··· Dataset rows ···
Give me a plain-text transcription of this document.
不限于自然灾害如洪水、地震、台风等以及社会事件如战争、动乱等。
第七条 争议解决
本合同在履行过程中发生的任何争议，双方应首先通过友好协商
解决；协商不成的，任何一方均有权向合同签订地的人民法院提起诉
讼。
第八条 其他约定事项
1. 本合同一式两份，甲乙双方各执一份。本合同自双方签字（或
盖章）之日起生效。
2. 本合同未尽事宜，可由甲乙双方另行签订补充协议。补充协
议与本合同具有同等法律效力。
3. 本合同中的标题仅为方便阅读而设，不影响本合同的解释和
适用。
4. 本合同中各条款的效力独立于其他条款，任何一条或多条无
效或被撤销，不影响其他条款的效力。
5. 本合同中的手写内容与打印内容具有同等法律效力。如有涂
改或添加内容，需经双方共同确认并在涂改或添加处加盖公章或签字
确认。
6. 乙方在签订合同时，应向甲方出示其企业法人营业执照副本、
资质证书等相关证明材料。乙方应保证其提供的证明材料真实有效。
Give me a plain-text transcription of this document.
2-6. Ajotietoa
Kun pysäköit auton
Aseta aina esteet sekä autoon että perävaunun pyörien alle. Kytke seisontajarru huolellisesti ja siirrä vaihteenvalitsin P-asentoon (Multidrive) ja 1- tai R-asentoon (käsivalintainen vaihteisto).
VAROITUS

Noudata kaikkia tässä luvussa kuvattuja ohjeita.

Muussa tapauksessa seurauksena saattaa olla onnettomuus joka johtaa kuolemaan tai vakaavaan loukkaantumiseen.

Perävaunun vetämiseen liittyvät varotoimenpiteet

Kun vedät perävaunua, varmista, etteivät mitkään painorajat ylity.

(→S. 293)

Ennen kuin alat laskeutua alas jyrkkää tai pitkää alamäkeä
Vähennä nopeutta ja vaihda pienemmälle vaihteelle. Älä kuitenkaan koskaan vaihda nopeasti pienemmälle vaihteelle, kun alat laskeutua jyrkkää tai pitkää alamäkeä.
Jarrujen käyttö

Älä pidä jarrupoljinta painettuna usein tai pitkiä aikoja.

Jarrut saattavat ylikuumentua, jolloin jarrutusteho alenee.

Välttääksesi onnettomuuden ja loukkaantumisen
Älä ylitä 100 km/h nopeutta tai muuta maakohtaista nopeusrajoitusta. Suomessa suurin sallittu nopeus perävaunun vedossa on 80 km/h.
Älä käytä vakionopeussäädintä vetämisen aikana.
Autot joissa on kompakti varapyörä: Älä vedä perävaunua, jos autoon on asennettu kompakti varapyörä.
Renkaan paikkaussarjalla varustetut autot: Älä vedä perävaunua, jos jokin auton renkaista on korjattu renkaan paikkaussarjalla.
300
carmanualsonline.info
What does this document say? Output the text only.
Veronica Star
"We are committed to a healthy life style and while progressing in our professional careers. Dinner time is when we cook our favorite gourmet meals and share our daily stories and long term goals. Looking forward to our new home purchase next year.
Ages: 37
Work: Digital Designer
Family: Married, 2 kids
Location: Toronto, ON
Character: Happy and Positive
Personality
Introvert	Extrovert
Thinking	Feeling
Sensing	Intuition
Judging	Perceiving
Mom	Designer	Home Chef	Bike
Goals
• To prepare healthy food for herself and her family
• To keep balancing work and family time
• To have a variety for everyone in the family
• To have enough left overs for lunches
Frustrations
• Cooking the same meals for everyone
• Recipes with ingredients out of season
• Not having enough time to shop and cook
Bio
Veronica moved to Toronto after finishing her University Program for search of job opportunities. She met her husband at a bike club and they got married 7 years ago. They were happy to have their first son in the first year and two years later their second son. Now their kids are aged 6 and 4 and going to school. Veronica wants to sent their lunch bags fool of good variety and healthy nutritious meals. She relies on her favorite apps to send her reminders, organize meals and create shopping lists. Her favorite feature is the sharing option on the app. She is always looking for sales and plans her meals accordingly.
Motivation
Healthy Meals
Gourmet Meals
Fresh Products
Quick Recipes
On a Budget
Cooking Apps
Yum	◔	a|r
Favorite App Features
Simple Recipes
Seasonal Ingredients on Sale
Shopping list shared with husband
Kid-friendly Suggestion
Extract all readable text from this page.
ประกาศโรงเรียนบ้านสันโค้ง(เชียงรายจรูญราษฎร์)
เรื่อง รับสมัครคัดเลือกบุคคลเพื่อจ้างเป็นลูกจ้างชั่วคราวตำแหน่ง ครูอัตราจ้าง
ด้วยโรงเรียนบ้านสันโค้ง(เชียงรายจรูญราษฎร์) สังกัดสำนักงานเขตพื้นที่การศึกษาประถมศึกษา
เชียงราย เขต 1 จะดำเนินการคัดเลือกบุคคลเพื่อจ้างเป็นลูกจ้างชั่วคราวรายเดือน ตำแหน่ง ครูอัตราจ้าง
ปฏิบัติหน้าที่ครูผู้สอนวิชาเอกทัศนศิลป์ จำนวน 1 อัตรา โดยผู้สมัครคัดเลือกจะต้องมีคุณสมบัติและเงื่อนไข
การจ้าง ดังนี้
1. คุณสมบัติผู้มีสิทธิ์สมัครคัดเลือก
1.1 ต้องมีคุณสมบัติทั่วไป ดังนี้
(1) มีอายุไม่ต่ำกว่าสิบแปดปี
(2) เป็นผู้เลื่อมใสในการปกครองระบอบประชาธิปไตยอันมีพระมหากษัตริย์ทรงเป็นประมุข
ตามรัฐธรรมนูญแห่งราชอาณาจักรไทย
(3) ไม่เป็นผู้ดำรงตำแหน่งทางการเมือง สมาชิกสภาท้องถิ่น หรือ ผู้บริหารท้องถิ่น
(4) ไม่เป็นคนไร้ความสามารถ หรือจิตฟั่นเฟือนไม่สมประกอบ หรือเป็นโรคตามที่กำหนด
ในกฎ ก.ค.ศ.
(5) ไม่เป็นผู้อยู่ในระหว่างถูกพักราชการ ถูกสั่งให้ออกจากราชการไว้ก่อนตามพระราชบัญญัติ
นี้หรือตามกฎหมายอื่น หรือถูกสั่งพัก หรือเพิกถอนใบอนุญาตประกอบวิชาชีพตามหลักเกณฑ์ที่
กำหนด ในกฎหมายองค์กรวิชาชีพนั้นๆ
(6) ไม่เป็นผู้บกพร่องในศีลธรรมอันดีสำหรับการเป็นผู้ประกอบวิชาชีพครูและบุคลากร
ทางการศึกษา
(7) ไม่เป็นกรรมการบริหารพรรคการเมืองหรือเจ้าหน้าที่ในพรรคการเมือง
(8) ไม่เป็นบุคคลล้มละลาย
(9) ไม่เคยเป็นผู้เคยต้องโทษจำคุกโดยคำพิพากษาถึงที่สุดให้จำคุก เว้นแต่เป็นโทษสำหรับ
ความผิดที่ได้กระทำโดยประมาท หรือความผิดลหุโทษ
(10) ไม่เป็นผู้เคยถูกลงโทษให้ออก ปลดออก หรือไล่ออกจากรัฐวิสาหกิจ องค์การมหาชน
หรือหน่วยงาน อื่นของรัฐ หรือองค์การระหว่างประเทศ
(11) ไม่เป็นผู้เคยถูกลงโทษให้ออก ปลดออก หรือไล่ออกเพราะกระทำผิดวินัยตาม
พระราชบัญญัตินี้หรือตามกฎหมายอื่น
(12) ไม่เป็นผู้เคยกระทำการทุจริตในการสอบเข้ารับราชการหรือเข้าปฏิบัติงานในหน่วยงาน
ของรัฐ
···
Aim of the task: Search the listing for the word "jyrkkää". Copy every line in which it occurs.

Final answer:
Ennen kuin alat laskeutua alas jyrkkää tai pitkää alamäkeä
Vähennä nopeutta ja vaihda pienemmälle vaihteelle. Älä kuitenkaan koskaan vaihda nopeasti pienemmälle vaihteelle, kun alat laskeutua jyrkkää tai pitkää alamäkeä.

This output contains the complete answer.